Data records:
▼▼▼

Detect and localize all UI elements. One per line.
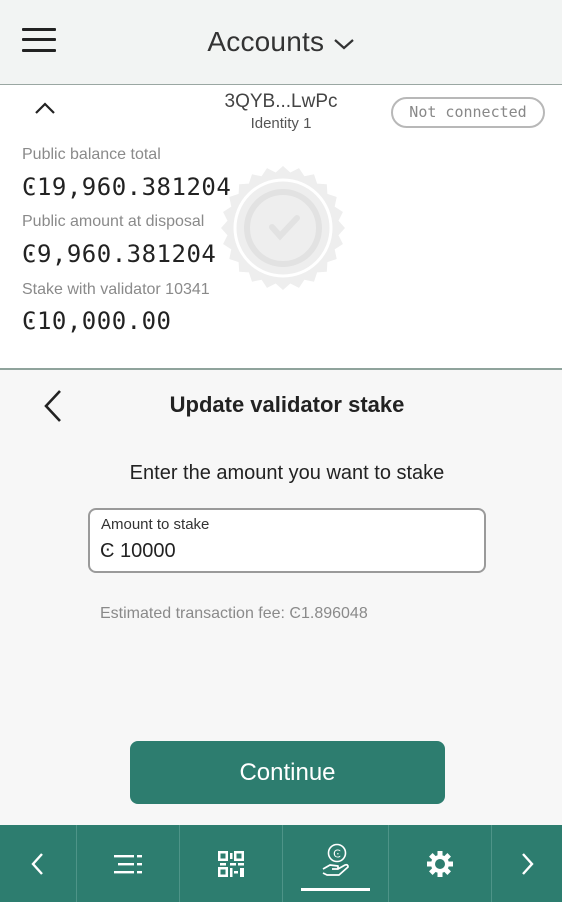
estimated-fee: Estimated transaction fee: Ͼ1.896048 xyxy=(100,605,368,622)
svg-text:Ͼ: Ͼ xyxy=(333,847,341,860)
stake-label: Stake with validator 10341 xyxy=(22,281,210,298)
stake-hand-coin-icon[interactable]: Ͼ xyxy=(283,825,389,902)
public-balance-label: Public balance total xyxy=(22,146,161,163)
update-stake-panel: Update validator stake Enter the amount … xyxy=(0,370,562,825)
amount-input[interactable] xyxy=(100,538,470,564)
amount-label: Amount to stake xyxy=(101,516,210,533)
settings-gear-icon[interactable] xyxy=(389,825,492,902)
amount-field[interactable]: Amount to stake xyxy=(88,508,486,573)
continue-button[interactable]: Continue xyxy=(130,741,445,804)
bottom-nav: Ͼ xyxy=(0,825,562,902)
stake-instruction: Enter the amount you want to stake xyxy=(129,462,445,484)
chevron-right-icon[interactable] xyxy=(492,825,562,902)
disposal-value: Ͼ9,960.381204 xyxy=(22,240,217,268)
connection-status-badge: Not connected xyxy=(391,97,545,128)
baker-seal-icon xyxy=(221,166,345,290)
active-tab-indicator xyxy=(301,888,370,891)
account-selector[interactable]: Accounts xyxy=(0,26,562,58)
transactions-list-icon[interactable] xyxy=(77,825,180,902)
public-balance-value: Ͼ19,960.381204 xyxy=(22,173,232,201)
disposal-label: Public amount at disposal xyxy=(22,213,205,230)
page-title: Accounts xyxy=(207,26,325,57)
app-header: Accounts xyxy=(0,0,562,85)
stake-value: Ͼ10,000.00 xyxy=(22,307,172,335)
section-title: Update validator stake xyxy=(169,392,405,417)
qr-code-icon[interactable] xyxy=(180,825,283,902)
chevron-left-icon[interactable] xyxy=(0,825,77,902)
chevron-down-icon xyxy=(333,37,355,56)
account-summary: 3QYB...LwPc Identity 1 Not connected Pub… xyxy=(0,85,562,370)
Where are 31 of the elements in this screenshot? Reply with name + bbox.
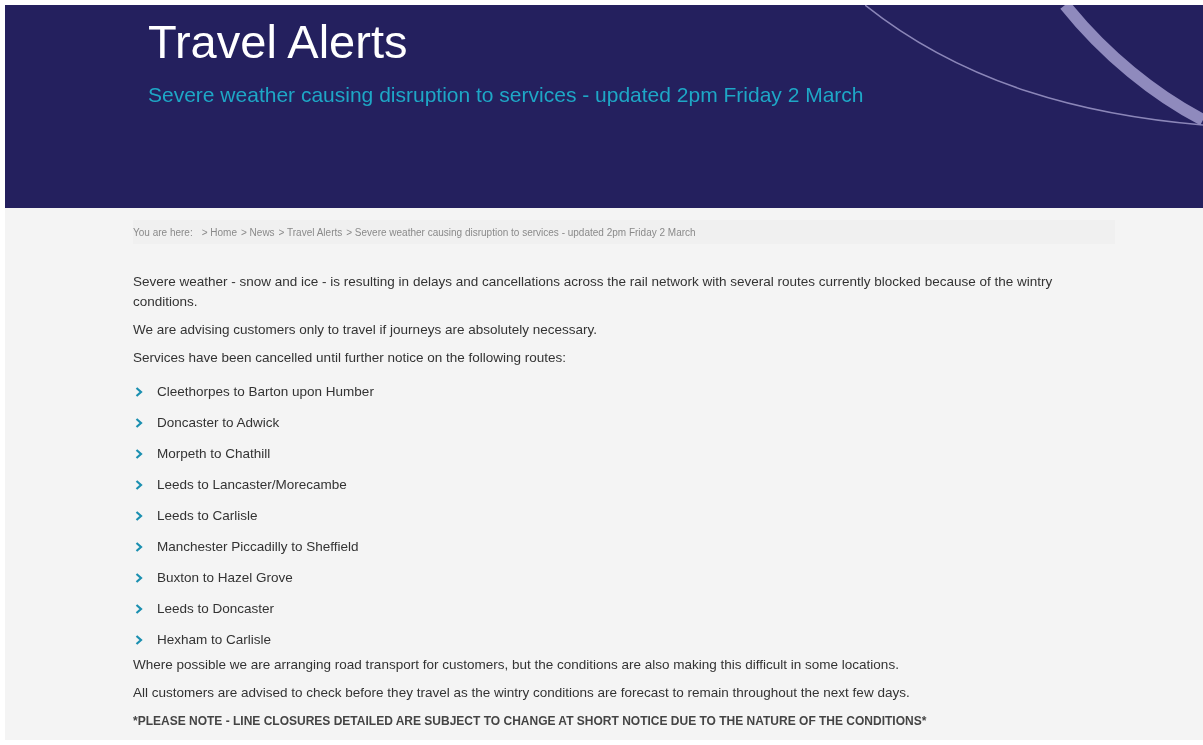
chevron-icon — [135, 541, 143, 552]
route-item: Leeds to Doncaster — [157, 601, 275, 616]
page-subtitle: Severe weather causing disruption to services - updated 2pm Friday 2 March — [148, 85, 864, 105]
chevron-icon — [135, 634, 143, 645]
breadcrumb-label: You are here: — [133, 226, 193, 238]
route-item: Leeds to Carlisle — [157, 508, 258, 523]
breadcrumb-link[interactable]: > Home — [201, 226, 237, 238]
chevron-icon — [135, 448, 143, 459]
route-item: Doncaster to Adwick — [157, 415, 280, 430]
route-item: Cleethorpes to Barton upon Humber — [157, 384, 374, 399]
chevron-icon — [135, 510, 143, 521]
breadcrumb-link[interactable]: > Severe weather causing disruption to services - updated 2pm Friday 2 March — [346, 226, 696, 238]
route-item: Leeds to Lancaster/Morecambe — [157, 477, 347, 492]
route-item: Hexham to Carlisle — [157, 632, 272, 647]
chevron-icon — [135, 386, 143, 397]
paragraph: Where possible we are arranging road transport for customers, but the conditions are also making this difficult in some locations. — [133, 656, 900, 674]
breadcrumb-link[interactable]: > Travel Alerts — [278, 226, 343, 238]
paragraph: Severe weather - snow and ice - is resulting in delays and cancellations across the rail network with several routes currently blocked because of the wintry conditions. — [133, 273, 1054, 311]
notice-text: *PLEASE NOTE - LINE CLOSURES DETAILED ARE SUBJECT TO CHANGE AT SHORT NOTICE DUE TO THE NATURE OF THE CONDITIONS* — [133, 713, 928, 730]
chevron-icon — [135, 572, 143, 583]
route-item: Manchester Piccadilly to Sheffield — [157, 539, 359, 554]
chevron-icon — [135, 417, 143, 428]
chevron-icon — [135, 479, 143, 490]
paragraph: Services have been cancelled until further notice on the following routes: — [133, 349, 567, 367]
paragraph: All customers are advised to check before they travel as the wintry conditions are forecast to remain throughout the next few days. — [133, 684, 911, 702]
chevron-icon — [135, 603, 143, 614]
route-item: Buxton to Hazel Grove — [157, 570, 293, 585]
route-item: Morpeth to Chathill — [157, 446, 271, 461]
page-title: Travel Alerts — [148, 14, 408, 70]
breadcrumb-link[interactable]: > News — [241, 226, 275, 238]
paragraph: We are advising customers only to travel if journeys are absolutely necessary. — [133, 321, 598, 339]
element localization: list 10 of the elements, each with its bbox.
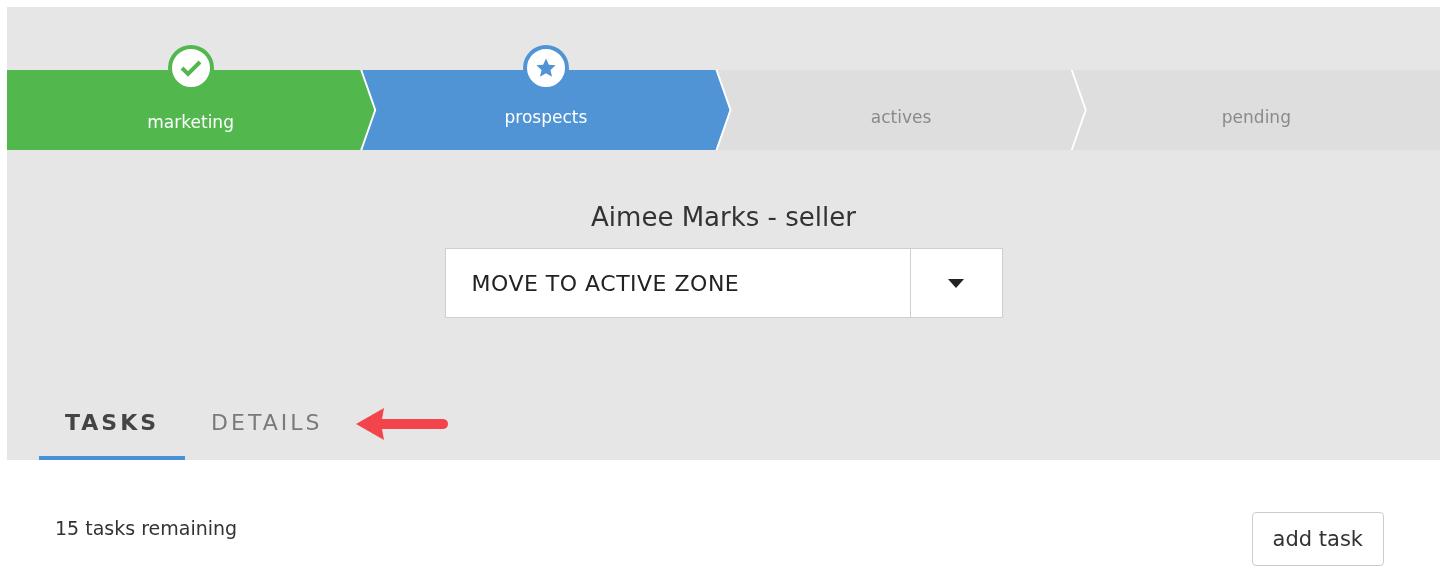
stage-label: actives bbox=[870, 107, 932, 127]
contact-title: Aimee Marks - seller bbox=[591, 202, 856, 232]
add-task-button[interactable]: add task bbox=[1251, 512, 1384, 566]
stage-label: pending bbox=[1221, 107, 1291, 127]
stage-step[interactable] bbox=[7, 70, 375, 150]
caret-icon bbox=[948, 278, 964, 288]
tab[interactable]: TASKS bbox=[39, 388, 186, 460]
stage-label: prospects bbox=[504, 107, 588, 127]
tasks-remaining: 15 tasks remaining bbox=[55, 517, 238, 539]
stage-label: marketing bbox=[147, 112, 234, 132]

▲▲▲
▼▼▼

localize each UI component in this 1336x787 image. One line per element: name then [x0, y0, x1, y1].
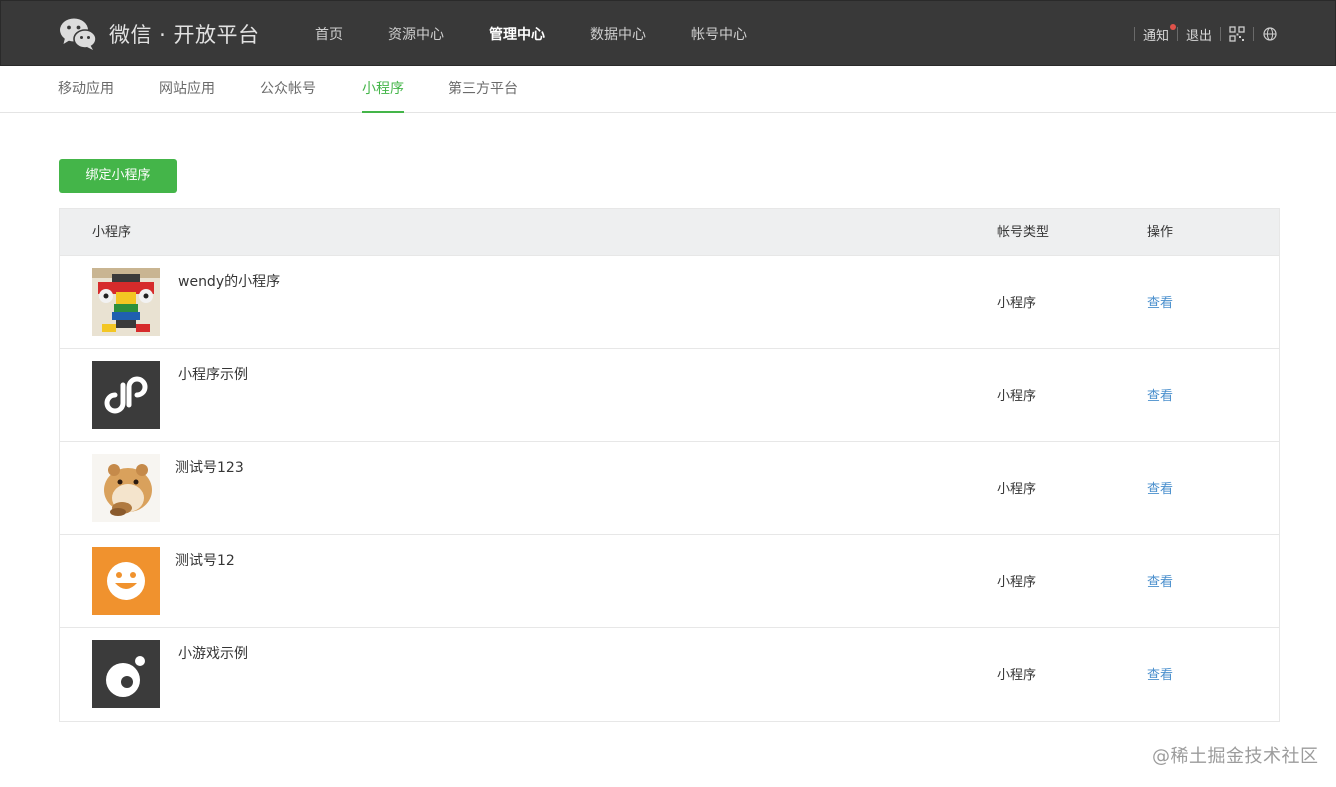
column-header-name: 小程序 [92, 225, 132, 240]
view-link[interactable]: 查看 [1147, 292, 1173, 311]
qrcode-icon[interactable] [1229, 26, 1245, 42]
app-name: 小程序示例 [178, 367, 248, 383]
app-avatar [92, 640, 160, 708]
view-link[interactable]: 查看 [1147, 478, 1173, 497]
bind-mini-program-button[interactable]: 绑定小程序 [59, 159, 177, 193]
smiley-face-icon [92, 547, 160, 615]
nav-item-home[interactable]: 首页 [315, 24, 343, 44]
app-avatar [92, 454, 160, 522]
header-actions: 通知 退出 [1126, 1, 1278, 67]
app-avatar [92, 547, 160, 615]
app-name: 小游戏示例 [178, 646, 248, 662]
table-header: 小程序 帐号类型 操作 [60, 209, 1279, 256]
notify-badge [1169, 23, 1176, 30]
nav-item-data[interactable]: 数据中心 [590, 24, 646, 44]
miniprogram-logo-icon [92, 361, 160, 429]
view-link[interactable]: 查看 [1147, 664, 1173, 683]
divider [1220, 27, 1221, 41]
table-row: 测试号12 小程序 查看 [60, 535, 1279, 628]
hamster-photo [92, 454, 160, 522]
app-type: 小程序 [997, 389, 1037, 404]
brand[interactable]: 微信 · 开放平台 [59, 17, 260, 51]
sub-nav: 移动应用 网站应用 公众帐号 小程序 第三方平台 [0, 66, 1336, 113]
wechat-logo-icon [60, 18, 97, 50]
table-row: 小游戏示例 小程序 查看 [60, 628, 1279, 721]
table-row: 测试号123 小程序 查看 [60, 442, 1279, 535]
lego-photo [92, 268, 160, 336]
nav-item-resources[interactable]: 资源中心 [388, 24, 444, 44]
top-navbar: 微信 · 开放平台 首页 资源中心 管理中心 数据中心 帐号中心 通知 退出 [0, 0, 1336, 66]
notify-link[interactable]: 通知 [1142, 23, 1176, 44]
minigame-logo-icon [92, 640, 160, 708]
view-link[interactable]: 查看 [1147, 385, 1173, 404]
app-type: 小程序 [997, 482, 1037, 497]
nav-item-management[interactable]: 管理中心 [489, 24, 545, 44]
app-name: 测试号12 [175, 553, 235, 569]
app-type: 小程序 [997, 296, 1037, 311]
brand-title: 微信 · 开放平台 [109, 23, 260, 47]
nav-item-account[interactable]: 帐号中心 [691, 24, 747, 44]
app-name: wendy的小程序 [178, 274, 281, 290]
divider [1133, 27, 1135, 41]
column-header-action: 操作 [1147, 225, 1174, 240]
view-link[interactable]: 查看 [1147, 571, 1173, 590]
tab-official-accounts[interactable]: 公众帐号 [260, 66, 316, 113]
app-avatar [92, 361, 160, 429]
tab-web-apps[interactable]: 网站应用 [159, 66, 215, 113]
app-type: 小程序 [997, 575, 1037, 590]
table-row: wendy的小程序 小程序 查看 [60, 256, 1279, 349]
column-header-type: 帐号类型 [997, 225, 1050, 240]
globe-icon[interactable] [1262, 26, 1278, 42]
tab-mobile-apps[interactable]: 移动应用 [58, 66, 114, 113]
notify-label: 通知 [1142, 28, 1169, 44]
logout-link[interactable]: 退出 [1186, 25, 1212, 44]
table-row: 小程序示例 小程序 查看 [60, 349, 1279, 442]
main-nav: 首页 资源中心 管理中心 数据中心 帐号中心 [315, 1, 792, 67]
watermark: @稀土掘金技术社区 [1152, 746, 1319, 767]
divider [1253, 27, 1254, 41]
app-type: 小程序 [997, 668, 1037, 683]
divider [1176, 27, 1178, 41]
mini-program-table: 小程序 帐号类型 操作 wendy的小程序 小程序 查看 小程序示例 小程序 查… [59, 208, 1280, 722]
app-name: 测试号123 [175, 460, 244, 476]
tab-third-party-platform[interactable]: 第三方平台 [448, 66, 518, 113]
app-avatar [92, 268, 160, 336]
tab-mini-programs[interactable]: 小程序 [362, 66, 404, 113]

▲▲▲
▼▼▼

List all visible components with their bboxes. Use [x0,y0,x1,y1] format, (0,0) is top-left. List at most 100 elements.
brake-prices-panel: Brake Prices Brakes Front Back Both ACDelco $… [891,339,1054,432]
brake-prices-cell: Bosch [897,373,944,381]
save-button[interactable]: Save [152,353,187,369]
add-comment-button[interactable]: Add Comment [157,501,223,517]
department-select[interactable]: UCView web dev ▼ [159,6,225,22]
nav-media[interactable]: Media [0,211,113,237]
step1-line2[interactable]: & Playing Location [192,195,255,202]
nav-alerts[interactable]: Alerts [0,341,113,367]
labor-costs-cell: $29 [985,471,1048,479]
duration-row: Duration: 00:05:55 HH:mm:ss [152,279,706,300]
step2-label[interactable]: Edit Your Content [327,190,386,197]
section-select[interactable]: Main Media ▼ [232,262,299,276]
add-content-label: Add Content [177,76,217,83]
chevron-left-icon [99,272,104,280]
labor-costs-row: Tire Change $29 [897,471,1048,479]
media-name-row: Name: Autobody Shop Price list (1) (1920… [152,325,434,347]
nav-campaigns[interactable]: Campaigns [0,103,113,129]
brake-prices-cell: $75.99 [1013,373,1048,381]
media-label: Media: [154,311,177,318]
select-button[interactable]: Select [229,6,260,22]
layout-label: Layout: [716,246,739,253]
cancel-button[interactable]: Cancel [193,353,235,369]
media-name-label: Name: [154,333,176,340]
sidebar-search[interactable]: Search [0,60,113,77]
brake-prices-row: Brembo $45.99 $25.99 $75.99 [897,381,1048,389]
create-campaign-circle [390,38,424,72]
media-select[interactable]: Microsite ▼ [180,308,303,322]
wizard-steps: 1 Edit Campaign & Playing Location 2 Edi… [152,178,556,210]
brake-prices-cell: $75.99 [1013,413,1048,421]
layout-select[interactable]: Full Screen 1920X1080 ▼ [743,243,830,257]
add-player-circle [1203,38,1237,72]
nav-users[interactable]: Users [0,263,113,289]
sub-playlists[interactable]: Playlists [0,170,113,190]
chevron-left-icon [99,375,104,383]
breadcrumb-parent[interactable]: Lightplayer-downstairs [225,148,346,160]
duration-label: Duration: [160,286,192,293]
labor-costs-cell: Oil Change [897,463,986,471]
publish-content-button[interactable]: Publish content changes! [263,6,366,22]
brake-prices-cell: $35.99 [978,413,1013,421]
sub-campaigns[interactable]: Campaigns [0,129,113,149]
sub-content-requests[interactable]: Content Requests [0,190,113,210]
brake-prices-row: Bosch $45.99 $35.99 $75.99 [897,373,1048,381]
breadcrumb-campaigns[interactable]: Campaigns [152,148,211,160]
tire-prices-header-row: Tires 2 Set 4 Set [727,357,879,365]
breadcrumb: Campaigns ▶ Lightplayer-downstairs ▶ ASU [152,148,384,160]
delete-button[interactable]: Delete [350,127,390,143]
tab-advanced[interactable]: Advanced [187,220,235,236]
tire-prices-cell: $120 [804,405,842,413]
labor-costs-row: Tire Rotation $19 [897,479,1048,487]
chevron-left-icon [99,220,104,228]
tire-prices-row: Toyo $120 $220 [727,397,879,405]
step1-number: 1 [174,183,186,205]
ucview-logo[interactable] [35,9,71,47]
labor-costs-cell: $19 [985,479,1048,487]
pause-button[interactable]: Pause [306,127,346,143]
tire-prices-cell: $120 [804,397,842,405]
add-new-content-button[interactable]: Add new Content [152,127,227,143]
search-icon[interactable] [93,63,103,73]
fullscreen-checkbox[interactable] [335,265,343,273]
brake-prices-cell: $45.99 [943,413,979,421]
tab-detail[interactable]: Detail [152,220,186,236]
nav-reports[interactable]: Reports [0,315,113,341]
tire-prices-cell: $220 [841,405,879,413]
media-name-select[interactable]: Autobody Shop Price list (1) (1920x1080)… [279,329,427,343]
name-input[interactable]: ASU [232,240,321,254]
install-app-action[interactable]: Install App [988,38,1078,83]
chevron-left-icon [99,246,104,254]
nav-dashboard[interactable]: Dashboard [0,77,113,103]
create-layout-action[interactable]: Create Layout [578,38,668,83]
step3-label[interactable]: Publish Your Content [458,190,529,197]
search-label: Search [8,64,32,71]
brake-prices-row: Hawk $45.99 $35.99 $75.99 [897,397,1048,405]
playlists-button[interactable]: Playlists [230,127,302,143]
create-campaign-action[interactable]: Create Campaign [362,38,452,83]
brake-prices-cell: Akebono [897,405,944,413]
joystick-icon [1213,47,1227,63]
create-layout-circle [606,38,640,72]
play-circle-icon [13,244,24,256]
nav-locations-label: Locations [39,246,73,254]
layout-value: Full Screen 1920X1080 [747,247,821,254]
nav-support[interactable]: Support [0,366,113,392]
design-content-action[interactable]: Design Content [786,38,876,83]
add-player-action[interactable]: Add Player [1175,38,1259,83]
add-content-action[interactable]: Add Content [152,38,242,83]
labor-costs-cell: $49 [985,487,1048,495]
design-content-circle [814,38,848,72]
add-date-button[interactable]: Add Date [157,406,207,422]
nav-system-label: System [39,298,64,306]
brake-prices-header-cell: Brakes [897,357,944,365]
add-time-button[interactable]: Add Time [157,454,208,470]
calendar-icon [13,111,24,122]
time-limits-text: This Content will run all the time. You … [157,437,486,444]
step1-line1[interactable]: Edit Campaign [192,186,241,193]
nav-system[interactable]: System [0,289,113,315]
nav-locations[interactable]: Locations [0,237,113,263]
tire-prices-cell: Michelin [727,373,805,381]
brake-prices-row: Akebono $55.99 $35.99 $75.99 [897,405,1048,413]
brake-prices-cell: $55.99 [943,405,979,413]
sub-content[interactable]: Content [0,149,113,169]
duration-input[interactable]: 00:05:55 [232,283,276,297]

▲▲▲

Format the rows as a numbered list, starting with the line that contains "List all visible" and continuing through the line that contains "sub-campaigns[interactable]: Campaigns [0,129,113,149]". Leave out any blank lines.

Solution for this exercise:
1. List all visible components with their bboxes. Use [x0,y0,x1,y1] format, (0,0) is top-left. List at most 100 elements.
2. brake-prices-panel: Brake Prices Brakes Front Back Both ACDelco $… [891,339,1054,432]
3. brake-prices-cell: Bosch [897,373,944,381]
4. save-button[interactable]: Save [152,353,187,369]
5. add-comment-button[interactable]: Add Comment [157,501,223,517]
6. department-select[interactable]: UCView web dev ▼ [159,6,225,22]
7. nav-media[interactable]: Media [0,211,113,237]
8. step1-line2[interactable]: & Playing Location [192,195,255,202]
9. nav-alerts[interactable]: Alerts [0,341,113,367]
10. labor-costs-cell: $29 [985,471,1048,479]
11. duration-row: Duration: 00:05:55 HH:mm:ss [152,279,706,300]
12. step2-label[interactable]: Edit Your Content [327,190,386,197]
13. section-select[interactable]: Main Media ▼ [232,262,299,276]
14. add-content-label: Add Content [177,76,217,83]
15. chevron-left-icon [99,272,104,280]
16. labor-costs-row: Tire Change $29 [897,471,1048,479]
17. media-name-row: Name: Autobody Shop Price list (1) (1920… [152,325,434,347]
18. nav-campaigns[interactable]: Campaigns [0,103,113,129]
19. brake-prices-cell: $75.99 [1013,373,1048,381]
20. media-label: Media: [154,311,177,318]
21. select-button[interactable]: Select [229,6,260,22]
22. layout-label: Layout: [716,246,739,253]
23. cancel-button[interactable]: Cancel [193,353,235,369]
24. media-name-label: Name: [154,333,176,340]
25. sidebar-search[interactable]: Search [0,60,113,77]
26. brake-prices-row: Brembo $45.99 $25.99 $75.99 [897,381,1048,389]
27. create-campaign-circle [390,38,424,72]
28. media-select[interactable]: Microsite ▼ [180,308,303,322]
29. wizard-steps: 1 Edit Campaign & Playing Location 2 Edi… [152,178,556,210]
30. brake-prices-cell: $75.99 [1013,413,1048,421]
31. layout-select[interactable]: Full Screen 1920X1080 ▼ [743,243,830,257]
32. add-player-circle [1203,38,1237,72]
33. nav-users[interactable]: Users [0,263,113,289]
34. sub-playlists[interactable]: Playlists [0,170,113,190]
35. chevron-left-icon [99,375,104,383]
36. breadcrumb-parent[interactable]: Lightplayer-downstairs [225,148,346,160]
37. duration-label: Duration: [160,286,192,293]
38. labor-costs-cell: Oil Change [897,463,986,471]
39. publish-content-button[interactable]: Publish content changes! [263,6,366,22]
40. brake-prices-cell: $35.99 [978,413,1013,421]
41. sub-campaigns[interactable]: Campaigns [0,129,113,149]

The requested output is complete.